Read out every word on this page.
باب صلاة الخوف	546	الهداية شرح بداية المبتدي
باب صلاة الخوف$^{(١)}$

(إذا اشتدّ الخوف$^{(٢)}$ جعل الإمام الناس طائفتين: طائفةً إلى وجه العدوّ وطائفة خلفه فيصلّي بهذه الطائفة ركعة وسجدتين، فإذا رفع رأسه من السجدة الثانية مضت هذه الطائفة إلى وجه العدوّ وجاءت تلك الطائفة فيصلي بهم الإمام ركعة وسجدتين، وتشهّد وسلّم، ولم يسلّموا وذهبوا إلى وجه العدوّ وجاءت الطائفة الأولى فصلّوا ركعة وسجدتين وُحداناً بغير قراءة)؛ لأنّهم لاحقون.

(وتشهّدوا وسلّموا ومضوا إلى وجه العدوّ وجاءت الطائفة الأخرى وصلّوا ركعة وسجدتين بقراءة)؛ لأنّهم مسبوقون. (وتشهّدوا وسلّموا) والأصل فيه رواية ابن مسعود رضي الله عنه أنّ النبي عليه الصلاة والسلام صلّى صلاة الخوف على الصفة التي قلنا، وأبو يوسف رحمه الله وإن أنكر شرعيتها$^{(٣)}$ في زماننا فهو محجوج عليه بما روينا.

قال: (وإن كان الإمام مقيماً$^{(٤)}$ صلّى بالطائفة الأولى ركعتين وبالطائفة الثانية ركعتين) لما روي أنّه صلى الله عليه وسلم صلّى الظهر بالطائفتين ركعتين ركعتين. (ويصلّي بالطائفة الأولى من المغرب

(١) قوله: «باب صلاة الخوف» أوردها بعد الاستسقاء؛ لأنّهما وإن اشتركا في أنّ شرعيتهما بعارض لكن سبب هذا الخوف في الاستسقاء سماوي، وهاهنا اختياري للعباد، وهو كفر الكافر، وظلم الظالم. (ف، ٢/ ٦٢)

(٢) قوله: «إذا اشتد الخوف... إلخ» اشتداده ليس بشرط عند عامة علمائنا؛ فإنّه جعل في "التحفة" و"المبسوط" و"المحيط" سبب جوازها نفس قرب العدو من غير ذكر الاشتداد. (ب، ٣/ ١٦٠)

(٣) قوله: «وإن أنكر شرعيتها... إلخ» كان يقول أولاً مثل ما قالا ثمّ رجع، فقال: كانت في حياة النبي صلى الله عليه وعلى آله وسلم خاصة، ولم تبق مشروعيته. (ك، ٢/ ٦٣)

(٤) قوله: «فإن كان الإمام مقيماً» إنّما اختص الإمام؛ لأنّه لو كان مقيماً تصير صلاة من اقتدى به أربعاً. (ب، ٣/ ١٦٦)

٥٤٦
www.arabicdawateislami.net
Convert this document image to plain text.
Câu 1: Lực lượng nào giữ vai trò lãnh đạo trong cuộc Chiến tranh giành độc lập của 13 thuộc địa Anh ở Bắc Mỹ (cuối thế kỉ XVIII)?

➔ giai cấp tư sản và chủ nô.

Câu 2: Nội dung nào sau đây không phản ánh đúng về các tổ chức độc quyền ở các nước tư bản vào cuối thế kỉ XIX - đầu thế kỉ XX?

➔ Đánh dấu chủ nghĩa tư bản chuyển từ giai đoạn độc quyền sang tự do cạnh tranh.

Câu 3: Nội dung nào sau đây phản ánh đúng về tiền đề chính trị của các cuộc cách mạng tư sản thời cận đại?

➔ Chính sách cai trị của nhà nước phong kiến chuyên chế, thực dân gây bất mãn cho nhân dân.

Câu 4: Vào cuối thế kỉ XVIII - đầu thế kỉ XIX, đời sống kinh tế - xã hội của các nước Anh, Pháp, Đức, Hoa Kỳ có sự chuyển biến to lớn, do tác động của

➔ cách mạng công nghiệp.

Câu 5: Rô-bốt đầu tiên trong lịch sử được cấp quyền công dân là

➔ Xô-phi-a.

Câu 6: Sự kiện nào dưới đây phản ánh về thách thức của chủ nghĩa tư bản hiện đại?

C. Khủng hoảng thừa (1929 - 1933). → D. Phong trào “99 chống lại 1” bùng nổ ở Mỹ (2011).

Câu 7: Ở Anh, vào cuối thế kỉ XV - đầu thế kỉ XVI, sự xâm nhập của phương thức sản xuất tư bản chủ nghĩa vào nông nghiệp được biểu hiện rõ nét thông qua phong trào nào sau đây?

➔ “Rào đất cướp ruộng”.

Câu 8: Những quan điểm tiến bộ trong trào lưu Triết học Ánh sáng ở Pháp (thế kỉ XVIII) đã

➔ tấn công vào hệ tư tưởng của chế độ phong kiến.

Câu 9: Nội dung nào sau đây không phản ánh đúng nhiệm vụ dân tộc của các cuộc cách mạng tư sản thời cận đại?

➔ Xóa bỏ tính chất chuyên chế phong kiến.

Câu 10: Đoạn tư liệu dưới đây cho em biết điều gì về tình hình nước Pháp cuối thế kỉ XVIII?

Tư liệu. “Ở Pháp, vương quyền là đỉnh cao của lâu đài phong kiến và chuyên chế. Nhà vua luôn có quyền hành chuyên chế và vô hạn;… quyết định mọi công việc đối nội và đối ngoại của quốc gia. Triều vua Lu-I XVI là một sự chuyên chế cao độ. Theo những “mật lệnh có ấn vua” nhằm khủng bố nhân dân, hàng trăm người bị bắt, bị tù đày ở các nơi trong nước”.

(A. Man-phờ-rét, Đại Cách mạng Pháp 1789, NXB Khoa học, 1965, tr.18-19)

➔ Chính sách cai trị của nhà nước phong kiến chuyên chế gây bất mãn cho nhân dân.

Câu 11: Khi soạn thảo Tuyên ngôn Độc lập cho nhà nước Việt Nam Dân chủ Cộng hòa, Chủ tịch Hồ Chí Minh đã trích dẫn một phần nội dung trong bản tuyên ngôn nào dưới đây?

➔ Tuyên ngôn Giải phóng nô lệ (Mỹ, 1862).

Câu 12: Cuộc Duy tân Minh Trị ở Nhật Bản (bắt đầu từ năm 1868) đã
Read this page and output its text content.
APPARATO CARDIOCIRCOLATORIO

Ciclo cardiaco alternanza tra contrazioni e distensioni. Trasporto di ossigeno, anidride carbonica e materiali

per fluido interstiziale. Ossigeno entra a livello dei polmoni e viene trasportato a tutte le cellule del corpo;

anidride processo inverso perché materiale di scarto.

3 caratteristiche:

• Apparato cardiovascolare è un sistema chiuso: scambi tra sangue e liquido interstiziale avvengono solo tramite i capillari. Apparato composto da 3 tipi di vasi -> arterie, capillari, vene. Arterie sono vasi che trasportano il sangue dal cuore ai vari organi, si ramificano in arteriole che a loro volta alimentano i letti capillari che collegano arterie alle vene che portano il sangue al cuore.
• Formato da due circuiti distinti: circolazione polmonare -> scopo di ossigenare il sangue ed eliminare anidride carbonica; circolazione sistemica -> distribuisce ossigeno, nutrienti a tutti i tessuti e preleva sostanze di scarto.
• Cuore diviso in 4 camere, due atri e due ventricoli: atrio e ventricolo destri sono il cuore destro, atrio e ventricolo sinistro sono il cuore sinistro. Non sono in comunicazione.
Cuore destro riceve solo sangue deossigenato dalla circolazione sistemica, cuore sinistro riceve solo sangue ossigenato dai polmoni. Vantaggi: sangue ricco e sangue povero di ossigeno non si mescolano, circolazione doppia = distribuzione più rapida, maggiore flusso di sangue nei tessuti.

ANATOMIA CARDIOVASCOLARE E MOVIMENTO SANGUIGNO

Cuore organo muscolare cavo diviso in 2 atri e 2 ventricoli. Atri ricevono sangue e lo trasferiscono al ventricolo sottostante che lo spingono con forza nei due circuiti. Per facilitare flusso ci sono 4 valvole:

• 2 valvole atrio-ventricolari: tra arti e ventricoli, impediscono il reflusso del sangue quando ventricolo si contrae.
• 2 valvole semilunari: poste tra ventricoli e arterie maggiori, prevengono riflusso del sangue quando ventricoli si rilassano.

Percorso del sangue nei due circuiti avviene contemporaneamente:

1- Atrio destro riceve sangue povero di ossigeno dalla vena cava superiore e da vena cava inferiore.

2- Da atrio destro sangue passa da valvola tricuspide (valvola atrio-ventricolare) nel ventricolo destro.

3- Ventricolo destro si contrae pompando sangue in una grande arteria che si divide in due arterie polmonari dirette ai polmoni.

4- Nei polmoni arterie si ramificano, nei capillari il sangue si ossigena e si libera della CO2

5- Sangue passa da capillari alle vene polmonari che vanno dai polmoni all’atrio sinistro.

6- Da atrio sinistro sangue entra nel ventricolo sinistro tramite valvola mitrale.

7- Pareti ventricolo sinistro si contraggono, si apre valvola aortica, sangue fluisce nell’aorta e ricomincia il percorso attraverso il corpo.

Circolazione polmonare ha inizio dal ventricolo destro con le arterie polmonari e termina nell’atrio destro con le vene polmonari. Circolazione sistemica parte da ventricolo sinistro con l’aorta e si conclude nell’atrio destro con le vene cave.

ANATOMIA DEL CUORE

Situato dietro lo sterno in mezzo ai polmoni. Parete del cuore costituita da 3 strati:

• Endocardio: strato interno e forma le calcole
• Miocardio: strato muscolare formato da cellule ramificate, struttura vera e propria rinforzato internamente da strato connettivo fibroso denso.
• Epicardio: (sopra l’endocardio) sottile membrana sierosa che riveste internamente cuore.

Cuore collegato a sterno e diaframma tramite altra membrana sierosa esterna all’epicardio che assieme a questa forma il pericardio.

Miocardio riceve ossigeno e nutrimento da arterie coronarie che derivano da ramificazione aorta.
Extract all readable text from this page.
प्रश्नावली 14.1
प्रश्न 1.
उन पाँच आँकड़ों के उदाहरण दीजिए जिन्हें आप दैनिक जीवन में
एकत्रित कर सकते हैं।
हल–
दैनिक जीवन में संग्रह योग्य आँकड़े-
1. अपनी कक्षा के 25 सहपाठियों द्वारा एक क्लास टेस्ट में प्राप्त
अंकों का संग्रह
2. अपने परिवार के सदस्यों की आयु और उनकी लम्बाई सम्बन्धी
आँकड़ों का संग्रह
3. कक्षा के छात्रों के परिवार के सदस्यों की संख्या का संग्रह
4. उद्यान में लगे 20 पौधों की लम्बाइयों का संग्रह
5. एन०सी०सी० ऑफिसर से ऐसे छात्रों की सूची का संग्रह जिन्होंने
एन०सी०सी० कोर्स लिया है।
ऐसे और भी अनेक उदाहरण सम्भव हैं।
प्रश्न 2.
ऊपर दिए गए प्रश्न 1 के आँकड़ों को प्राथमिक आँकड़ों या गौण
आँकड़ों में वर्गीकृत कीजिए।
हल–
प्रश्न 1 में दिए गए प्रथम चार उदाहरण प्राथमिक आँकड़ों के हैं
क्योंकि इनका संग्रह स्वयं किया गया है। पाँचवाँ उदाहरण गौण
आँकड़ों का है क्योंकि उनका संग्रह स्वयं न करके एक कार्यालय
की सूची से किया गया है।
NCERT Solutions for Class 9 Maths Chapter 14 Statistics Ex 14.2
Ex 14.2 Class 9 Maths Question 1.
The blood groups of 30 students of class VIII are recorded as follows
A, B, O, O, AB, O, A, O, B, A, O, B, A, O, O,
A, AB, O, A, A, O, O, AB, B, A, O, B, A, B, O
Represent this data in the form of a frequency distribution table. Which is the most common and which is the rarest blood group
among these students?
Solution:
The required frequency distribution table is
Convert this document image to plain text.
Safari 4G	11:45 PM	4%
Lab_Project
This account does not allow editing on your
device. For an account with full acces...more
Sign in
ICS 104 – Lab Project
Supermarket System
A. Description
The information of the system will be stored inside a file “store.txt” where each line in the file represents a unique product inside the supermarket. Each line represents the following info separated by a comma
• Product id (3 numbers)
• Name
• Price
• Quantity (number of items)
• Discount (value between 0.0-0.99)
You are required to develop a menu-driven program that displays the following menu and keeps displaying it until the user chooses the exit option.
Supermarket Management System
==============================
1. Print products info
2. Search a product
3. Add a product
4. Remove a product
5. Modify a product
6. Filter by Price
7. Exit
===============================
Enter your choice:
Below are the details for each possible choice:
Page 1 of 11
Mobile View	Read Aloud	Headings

* **THE REQUEST**
Gather each line that holds "وجاءت".

* **CORRECT OUTPUT**
(إذا اشتدّ الخوف$^{(٢)}$ جعل الإمام الناس طائفتين: طائفةً إلى وجه العدوّ وطائفة خلفه فيصلّي بهذه الطائفة ركعة وسجدتين، فإذا رفع رأسه من السجدة الثانية مضت هذه الطائفة إلى وجه العدوّ وجاءت تلك الطائفة فيصلي بهم الإمام ركعة وسجدتين، وتشهّد وسلّم، ولم يسلّموا وذهبوا إلى وجه العدوّ وجاءت الطائفة الأولى فصلّوا ركعة وسجدتين وُحداناً بغير قراءة)؛ لأنّهم لاحقون.
(وتشهّدوا وسلّموا ومضوا إلى وجه العدوّ وجاءت الطائفة الأخرى وصلّوا ركعة وسجدتين بقراءة)؛ لأنّهم مسبوقون. (وتشهّدوا وسلّموا) والأصل فيه رواية ابن مسعود رضي الله عنه أنّ النبي عليه الصلاة والسلام صلّى صلاة الخوف على الصفة التي قلنا، وأبو يوسف رحمه الله وإن أنكر شرعيتها$^{(٣)}$ في زماننا فهو محجوج عليه بما روينا.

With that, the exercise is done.